### Records provided:
-- begin --

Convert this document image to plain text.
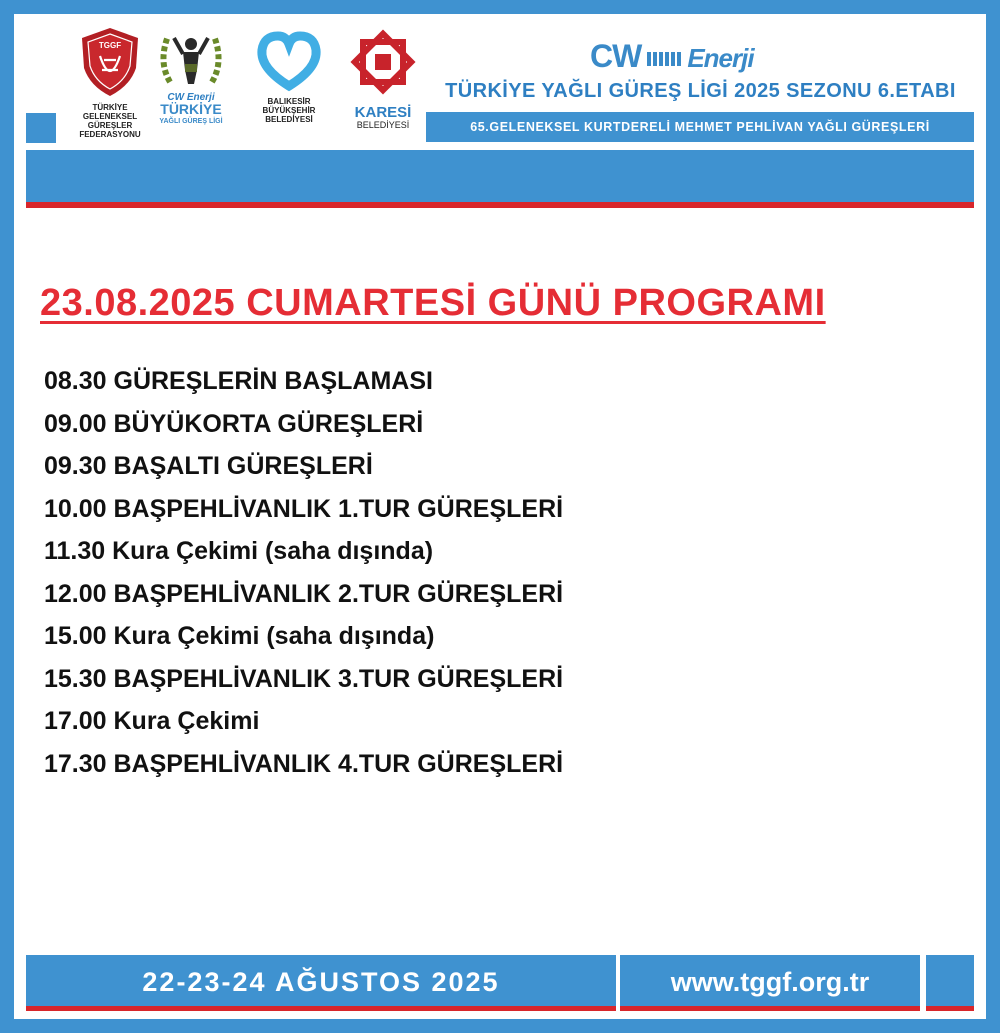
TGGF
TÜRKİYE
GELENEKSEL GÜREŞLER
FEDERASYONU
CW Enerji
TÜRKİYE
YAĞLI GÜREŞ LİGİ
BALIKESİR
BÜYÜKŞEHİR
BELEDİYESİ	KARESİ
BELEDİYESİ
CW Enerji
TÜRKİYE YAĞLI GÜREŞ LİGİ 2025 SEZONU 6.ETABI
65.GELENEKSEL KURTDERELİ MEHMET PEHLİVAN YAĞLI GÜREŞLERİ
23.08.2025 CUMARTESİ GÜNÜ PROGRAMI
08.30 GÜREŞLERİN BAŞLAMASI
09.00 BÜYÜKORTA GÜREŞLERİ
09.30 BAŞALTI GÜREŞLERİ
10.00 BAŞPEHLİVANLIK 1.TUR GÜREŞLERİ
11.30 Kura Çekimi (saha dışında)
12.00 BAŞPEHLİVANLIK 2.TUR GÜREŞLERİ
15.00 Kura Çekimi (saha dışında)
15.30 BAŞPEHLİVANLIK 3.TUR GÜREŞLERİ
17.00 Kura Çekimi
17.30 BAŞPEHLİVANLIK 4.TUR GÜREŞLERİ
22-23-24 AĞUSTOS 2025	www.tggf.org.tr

-- end --

### The problem:
Copy each line in full and exactly, omitting any picture.

### Expected output:
Convert this document image to plain text.
TGGF
TÜRKİYE
GELENEKSEL GÜREŞLER
FEDERASYONU
CW Enerji
TÜRKİYE
YAĞLI GÜREŞ LİGİ
BALIKESİR
BÜYÜKŞEHİR
BELEDİYESİ	KARESİ
BELEDİYESİ
CW Enerji
TÜRKİYE YAĞLI GÜREŞ LİGİ 2025 SEZONU 6.ETABI
65.GELENEKSEL KURTDERELİ MEHMET PEHLİVAN YAĞLI GÜREŞLERİ
23.08.2025 CUMARTESİ GÜNÜ PROGRAMI
08.30 GÜREŞLERİN BAŞLAMASI
09.00 BÜYÜKORTA GÜREŞLERİ
09.30 BAŞALTI GÜREŞLERİ
10.00 BAŞPEHLİVANLIK 1.TUR GÜREŞLERİ
11.30 Kura Çekimi (saha dışında)
12.00 BAŞPEHLİVANLIK 2.TUR GÜREŞLERİ
15.00 Kura Çekimi (saha dışında)
15.30 BAŞPEHLİVANLIK 3.TUR GÜREŞLERİ
17.00 Kura Çekimi
17.30 BAŞPEHLİVANLIK 4.TUR GÜREŞLERİ
22-23-24 AĞUSTOS 2025	www.tggf.org.tr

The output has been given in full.